■ Material for the task:
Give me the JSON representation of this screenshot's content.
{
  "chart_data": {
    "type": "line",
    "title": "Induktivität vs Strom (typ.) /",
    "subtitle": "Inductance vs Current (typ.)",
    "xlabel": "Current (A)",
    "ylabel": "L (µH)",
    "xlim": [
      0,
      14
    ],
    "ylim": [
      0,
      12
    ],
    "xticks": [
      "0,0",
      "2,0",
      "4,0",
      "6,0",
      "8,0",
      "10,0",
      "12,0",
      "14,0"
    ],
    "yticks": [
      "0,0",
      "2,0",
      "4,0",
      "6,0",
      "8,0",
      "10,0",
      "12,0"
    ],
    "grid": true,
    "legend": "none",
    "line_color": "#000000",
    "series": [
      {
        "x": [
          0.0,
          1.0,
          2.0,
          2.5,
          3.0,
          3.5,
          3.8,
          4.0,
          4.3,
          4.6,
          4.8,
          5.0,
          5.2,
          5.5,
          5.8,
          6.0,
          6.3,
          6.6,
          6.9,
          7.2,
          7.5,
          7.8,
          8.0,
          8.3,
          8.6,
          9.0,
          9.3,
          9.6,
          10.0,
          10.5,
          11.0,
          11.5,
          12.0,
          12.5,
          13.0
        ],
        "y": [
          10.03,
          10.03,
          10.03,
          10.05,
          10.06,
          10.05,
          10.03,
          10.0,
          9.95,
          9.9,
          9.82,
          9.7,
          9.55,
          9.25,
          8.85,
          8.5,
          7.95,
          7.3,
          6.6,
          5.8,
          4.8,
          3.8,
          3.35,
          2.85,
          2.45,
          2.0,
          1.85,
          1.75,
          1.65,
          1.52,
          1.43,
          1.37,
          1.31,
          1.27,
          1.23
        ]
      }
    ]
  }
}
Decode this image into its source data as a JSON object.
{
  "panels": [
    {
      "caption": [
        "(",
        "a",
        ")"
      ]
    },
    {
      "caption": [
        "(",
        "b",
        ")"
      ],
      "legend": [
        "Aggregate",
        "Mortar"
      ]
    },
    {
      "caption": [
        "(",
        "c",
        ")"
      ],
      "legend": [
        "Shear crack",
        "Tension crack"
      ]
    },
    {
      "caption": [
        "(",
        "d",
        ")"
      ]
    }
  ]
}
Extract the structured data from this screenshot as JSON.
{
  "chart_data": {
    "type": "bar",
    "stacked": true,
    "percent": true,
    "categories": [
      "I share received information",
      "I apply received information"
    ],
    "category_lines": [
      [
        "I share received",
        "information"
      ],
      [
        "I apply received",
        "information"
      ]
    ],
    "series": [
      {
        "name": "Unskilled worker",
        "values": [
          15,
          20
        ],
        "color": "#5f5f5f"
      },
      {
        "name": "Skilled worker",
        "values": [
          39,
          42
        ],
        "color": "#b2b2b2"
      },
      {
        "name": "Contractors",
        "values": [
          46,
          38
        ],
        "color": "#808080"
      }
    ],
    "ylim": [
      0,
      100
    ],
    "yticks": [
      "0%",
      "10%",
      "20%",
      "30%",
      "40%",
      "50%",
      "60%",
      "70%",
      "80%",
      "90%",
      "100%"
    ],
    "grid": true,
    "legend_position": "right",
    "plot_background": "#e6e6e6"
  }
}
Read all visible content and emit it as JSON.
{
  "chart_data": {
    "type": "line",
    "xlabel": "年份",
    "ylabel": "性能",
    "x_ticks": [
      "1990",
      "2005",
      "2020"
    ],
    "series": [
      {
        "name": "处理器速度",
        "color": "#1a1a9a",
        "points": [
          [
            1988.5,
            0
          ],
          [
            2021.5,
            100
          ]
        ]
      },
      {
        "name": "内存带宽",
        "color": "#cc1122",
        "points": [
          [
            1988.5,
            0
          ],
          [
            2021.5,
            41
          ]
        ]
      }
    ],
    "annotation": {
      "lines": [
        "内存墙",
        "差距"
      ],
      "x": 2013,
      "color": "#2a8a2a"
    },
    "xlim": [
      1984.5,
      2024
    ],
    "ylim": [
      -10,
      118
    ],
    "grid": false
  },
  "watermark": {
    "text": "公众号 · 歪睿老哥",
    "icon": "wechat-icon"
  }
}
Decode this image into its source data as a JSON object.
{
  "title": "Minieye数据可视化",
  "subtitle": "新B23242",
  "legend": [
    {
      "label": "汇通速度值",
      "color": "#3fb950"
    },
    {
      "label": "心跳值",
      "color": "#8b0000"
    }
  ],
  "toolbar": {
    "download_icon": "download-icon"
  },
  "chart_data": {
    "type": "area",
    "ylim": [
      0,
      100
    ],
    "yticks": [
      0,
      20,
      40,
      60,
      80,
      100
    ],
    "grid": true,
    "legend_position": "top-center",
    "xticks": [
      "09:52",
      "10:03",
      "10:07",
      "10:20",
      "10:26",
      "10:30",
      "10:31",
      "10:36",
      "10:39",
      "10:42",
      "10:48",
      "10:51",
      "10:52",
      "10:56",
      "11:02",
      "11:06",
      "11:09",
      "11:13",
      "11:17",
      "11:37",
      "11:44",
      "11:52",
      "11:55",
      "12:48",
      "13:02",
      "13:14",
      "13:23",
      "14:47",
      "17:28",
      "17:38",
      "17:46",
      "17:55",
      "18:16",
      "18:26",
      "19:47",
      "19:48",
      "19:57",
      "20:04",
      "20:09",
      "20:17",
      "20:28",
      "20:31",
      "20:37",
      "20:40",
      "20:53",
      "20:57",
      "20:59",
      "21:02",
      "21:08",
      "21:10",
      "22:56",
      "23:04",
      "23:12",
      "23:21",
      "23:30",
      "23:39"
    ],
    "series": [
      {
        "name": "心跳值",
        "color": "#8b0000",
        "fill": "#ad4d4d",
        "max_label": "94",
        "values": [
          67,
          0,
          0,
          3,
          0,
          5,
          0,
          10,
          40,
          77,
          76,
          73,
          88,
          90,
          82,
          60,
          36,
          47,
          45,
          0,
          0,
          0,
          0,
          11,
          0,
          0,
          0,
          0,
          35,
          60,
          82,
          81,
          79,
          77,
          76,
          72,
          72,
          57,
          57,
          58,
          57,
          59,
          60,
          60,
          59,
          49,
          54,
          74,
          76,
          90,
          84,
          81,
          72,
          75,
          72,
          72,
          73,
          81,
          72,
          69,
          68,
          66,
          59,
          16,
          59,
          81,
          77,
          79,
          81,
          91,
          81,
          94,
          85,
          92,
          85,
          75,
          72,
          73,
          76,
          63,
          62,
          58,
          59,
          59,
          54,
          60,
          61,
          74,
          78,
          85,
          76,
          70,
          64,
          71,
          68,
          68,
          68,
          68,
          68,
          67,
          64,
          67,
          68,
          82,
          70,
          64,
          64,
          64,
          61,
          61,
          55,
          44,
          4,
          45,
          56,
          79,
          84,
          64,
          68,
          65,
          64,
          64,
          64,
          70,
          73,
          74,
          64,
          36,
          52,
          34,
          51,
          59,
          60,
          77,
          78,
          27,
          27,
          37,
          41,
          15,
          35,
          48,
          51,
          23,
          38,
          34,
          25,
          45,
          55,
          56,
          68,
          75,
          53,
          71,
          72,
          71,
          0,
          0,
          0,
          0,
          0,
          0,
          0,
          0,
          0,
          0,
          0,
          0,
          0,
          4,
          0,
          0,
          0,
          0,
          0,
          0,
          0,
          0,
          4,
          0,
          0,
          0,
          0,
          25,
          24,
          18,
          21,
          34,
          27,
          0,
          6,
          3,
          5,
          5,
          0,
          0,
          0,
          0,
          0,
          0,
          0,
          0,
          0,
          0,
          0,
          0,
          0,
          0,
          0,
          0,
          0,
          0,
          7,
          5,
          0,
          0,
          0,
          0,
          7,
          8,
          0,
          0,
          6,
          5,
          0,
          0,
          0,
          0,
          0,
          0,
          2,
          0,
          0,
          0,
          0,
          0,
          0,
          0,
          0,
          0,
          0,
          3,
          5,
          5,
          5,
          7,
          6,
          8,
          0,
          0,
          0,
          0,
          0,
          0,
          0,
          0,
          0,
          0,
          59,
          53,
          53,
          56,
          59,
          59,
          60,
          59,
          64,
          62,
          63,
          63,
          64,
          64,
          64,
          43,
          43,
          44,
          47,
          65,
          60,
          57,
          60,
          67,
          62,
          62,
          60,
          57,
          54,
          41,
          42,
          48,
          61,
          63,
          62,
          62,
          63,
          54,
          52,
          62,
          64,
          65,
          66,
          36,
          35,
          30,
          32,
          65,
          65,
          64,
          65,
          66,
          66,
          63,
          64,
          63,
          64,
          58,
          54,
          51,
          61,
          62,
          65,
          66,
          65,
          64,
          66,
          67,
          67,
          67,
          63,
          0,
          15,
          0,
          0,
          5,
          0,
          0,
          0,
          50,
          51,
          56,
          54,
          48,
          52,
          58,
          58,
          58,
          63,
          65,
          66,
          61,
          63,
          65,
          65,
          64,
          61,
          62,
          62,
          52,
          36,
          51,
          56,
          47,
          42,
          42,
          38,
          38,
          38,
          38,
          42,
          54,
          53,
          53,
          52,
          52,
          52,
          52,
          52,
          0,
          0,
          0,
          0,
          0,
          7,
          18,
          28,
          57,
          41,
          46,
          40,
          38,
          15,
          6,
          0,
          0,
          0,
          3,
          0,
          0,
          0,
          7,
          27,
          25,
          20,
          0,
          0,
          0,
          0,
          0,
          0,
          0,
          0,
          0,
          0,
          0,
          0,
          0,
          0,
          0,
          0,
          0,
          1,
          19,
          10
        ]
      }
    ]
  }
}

■ Task brief:
Each line in the listing above that contains "received" should be copied.

■ Output for this task:
      "I share received information",
      "I apply received information"
        "I share received",
        "I apply received",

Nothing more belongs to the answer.